• 練習問題:
(A) 歯磨きについての文章では、子どもが歯ブラシを渡されるとごきげんで口に運ぶ理由も書かれています。その理由を一、二文で説明してください。
(B) 歯磨きについての文章を、最後の文の後から書き進めてください。

• 本文:

_____

初めての投稿を何にしようかと考えていたけれど、ふと目にした光景があまりに微笑ましくて書き留めておきたくなる。1歳と少しになる子どもの話。

夜は寝る前に歯磨きをする。お風呂に入ってミルクを飲み、ご本を読んだりしながら歯ブラシを渡すと、ごきげんで口に運んでくれる。何を隠そう、ちょっと甘いキシリトールの入った歯磨きジェルのおかげだ。(とはいえ仕上げ磨きが欠かせないのはご想像のとおり)

少し前まで、何か嫌なことやできないことがあるとただ泣くだけだった。この日はひとしきり自分で磨いた後、いつもと違ってたまたま使った歯磨きムースの容れ物に興味津々。特に透明なふたさんがお気に入りで、ずっと口にくわえたり噛んだりしている。おっと。もう随分とアゴの力も強いおチビさん。割れると危ないよ?

_____

• データ一覧:
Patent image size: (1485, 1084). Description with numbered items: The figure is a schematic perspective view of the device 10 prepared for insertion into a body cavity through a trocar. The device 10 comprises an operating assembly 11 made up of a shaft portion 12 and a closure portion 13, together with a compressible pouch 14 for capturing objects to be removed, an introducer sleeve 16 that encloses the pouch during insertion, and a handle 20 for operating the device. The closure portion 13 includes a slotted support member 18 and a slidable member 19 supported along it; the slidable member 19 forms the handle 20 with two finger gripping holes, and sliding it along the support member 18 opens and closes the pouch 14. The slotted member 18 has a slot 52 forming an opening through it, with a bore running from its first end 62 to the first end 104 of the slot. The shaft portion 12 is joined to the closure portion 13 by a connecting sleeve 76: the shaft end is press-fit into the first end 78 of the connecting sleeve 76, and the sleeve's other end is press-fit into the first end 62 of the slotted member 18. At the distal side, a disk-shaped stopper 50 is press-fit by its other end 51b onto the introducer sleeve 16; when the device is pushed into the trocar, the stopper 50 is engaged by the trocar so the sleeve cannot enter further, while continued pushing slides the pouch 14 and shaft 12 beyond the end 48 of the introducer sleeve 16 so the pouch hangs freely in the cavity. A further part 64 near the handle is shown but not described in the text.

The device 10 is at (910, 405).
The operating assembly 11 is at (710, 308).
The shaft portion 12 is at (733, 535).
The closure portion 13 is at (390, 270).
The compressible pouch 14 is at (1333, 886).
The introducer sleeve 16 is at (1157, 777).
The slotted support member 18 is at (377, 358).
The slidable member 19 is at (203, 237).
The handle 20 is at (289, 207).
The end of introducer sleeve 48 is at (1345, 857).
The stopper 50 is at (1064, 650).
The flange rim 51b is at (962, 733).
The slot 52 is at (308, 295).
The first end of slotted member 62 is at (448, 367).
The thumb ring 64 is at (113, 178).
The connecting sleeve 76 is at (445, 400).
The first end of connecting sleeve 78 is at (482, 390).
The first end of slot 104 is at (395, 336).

_____

• 解答例:
(A) ちょっと甘いキシリトールの入った歯磨きジェルを使っているからです。

(B)
そのうち少し遊びたくなったのか、ふたさんを投げては拾って楽しんでいる。これはチャンス!

大きく振りかぶって、ふたさんを投げる、喜ぶ。父さっと隠す。

少し前まで、こういう時は「ふたがなくなった〜」と泣くだけだった。そうしたらなだめてやり過ごしたものだ。ところがこの日はすごく不思議そうな顔をして、「おちーたー」と。パパとママの顔を覗き込んでずっと言っている。投げる仕草を何度かして、こうやって投げたからこの辺にあるはずなんだけどね、ふたさんが見つからないの、どこ行ったか探してよう、と言っているよう。いや、きっとそう言っているのだ。

ふたさんなくなっちゃったねぇ?パパもママも知らないよ、どこ行っちゃったんだろう?そうか、じゃあ容れ物さんに聞いてみよう。もしもーし。機転を聞かせて妻が電話をかける。容れ物さんを耳にあてながら、「すみません〜、おたくについていたふたさんが「おちーたー」なんですけど、どこにあるか知りませんか?あ、ちょっと待ってくださいね、いま代わります。」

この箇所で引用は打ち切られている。